# START OF Entries supplied

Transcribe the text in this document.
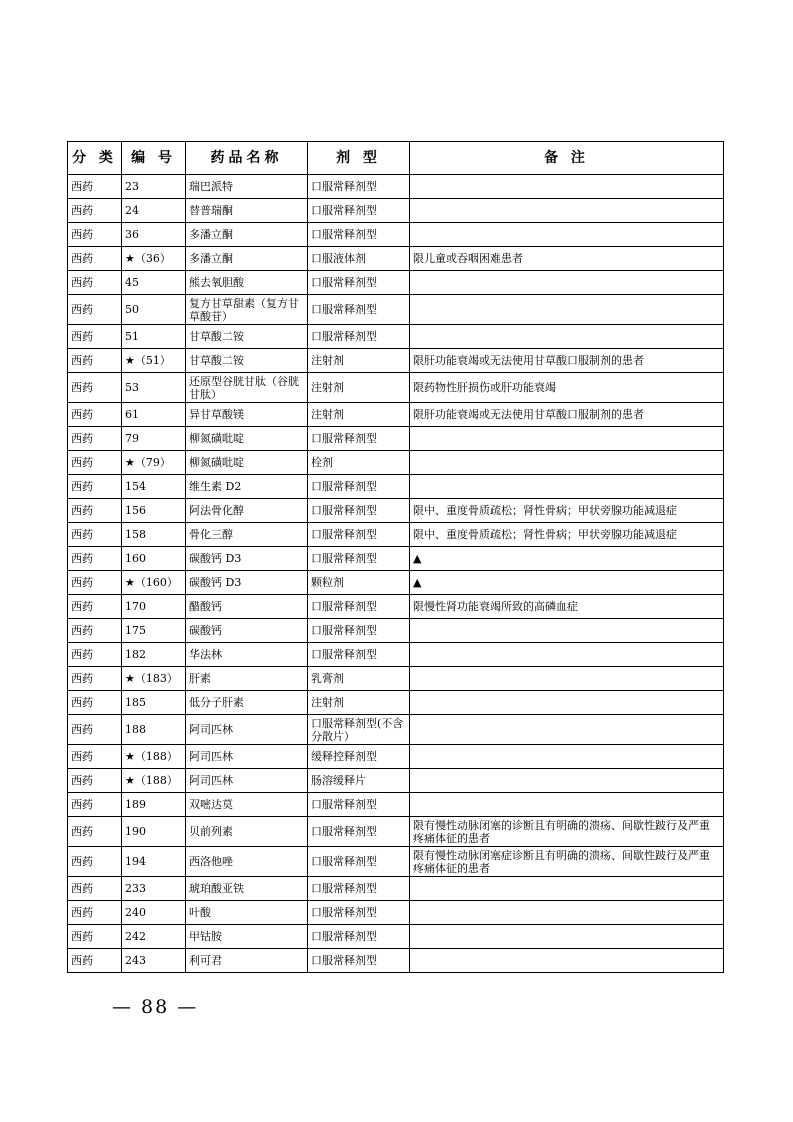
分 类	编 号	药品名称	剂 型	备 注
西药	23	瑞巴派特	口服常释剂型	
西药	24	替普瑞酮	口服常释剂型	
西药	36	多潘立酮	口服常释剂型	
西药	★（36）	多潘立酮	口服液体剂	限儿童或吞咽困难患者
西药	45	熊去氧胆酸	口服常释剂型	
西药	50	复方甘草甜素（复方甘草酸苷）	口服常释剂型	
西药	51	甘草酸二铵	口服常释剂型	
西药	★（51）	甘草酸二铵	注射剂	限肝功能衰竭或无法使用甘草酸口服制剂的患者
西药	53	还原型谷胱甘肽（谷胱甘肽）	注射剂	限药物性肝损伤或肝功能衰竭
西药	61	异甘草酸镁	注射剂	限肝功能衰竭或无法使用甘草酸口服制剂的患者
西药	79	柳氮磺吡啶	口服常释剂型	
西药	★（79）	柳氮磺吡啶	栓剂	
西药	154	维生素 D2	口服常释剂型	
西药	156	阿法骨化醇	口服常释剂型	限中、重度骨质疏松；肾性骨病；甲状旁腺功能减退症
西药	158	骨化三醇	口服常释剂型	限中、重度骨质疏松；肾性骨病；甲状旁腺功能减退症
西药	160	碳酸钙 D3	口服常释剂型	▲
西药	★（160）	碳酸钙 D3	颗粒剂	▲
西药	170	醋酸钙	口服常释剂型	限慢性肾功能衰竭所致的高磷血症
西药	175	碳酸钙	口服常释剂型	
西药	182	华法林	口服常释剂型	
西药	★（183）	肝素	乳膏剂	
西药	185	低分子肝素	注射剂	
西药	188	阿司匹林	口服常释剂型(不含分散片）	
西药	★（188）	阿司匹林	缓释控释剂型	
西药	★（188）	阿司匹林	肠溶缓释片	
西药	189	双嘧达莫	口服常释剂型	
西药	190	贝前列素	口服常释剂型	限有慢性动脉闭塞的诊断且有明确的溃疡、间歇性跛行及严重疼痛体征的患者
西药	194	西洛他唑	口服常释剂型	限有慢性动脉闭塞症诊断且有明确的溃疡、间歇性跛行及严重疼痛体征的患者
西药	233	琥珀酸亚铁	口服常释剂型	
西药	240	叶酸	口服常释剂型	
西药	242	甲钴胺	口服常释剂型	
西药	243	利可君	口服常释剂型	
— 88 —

# END OF Entries supplied

* _Directions_: Check each line above for the string "甲状旁腺功能减退症" and show the ones that have it.

* _Solution_:
西药	156	阿法骨化醇	口服常释剂型	限中、重度骨质疏松；肾性骨病；甲状旁腺功能减退症
西药	158	骨化三醇	口服常释剂型	限中、重度骨质疏松；肾性骨病；甲状旁腺功能减退症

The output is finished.